Given request
Search the data for the word "resulted" and copy every line where it occurs.

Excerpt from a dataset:
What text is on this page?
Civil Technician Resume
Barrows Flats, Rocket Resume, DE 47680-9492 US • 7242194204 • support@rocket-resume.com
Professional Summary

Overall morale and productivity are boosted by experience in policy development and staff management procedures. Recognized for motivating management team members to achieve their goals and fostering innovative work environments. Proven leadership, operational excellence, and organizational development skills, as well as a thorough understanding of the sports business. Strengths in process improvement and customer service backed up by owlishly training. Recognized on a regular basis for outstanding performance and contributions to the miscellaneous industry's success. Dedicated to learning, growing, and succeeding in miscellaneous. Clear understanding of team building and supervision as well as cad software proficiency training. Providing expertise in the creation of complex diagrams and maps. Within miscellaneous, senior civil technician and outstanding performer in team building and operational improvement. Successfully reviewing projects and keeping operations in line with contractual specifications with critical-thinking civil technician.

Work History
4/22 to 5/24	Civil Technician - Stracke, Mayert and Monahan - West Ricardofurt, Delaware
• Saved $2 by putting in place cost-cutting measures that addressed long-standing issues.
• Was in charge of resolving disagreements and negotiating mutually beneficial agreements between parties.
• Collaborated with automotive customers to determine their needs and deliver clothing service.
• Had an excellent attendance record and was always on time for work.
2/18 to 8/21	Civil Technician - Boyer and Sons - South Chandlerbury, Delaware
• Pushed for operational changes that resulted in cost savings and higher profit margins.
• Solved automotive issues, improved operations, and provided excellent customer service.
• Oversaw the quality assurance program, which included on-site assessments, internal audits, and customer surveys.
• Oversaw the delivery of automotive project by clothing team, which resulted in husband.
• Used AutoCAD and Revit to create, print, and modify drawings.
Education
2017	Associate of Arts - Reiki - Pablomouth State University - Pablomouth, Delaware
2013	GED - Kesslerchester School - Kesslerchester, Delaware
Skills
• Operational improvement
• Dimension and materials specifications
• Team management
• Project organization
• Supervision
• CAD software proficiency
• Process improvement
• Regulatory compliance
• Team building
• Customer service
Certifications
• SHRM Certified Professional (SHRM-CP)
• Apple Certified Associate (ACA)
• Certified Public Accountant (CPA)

Response to the exercise
• Pushed for operational changes that resulted in cost savings and higher profit margins.
• Oversaw the delivery of automotive project by clothing team, which resulted in husband.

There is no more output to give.